→ EXERCÍCIOS
[a] Passe para o inglês esta frase do texto sobre o Espírito, a loucura e a infância: "É tão desenvolvido, quanto o de um adulto, o Espírito que anima o corpo de uma criança?"
[b] Dê seguimento ao texto sobre o Espírito, a loucura e a infância, começando logo depois da última frase.

→ TEXTO FORNECIDO
□ □ □ □ □

376. Por que razão a loucura leva o homem algumas vezes ao suicídio?

“O Espírito sofre pelo constrangimento em que se acha e pela impossibilidade em que se vê de manifestar-se livremente; por isso procura na morte um meio de quebrar seus grilhões.”

377. Depois da morte o Espírito do alienado se ressente do desarranjo de suas faculdades?

“Pode ressentir-se, durante algum tempo após a morte, até que se desligue completamente da matéria, como o homem que desperta se ressente, por algum tempo, da perturbação em que o lançara o sono”.

378. De que modo a alteração do cérebro reage sobre o Espírito depois da morte?

“Como uma recordação. Um peso oprime o Espírito e, como ele não teve a compreensão de tudo o que se passou durante a sua loucura, sempre se faz mister um certo tempo, a fim de se pôr ao corrente de tudo. Por isso é que, quanto mais durar a loucura no curso da vida terrena, tanto mais lhe durará a perturbação, o constrangimento, depois da morte. Liberto do corpo, o Espírito se ressente, por certo tempo, da impressão dos laços que àquele o prendiam.”

A infância.

379. É tão desenvolvido, quanto o de um adulto, o Espírito que anima o corpo de uma criança?

“Pode até ser mais, se mais progrediu. Apenas a imperfeição dos órgãos infantis o impede de se manifestar. Obra de conformidade com o instrumento de que dispõe.”

380. Abstraindo do obstáculo que a imperfeição dos órgãos opõe à sua livre manifestação, o Espírito, numa criancinha, pensa como criança ou como adulto?

“Desde que se trate de uma criança, é claro que, não estando ainda nela desenvolvidos, não podem os órgãos da inteligência dar toda a intuição própria de um adulto ao Espírito que a anima. Este, pois, tem, efetivamente, limitada a inteligência, enquanto a idade lhe não amadurece a razão. A perturbação que o ato da encarnação produz no Espírito não cessa de súbito, por ocasião do nascimento. Só gradualmente se dissipa, com o desenvolvimento dos órgãos.”

□ □ □ □ □

→ EXTRATO DA LISTAGEM
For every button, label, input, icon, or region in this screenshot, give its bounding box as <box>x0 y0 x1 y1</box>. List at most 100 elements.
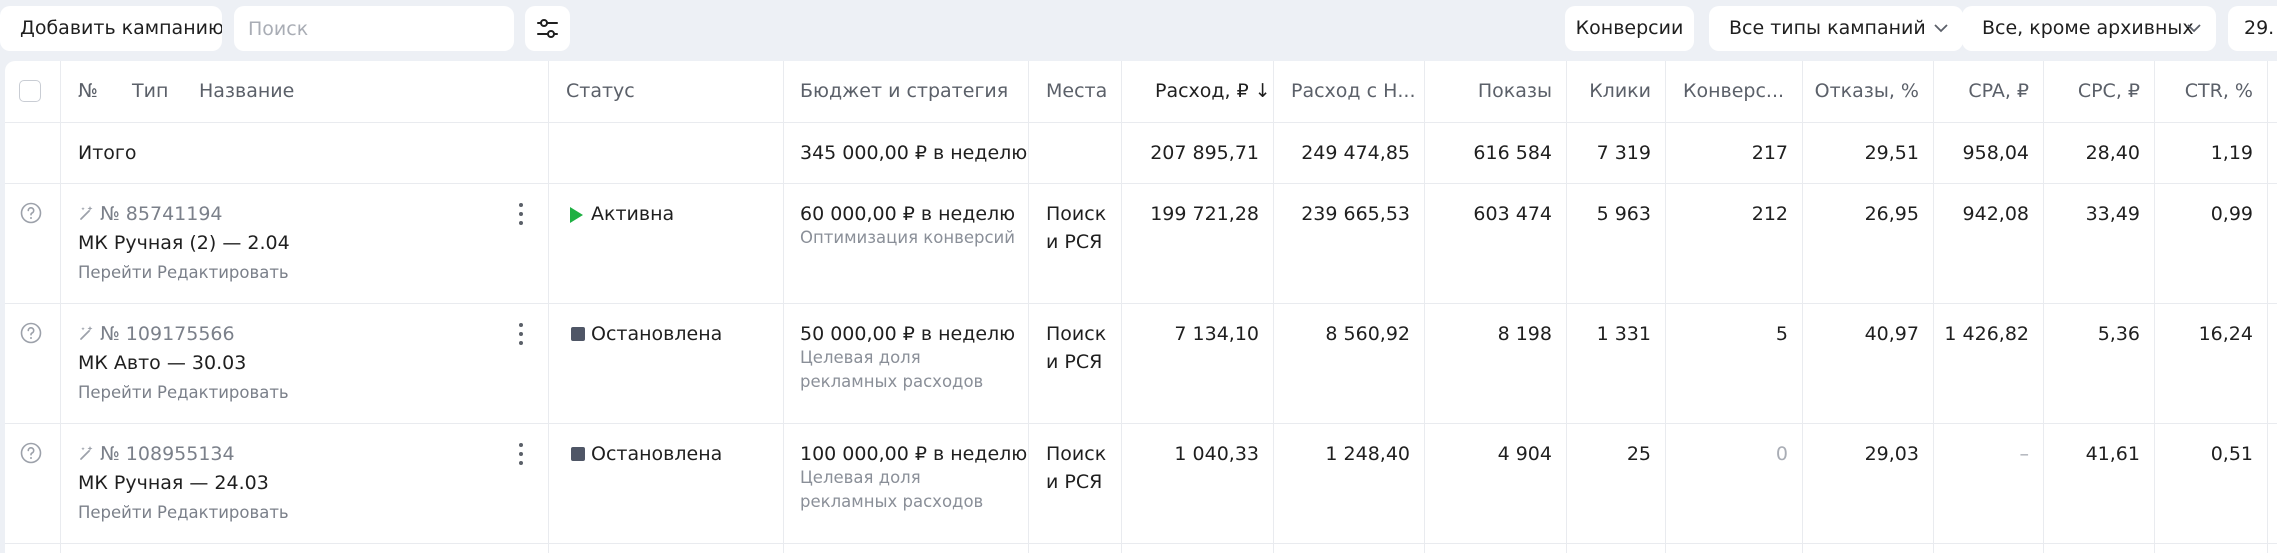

□ □ □ □ □

→ RESPOSTAS POR TAREFA
[a] Is the Spirit that animates a child's body as developed as that of an adult?

[b]
Há um fato de observação que apoia esta resposta. Os sonhos, numa criança, não apresentam o caráter dos de um adulto. Quase sempre pueril é o objeto dos sonhos infantis, o que indica de que natureza são as preocupações do respectivo Espírito.

381. Por morte da criança, readquire o Espírito, imediatamente, o seu precedente vigor?

“Assim tem que ser, pois que se vê desembaraçado de seu envoltório corporal. Entretanto, não readquire a anterior lucidez senão quando se tenha completamente separado daquele envoltório, isto é, quando mais nenhum laço exista entre ele e o corpo.”

382. Durante a infância sofre o Espírito encarnado, em consequência do constrangimento que a imperfeição dos órgãos lhe impõe?

“Não. Esse estado corresponde a uma necessidade, está na ordem da natureza e de acordo com as vistas da Providência. É um período de repouso do Espírito.”

383. Qual, para este, a utilidade de passar pelo estado de infância?

“Encarnando com o objetivo de se aperfeiçoar, o Espírito, durante esse período, é mais acessível às impressões que recebe, capazes de lhe auxiliarem o adiantamento, para o que devem contribuir os incumbidos de educá-lo.”

384. Por que é o choro a primeira manifestação da criança ao nascer?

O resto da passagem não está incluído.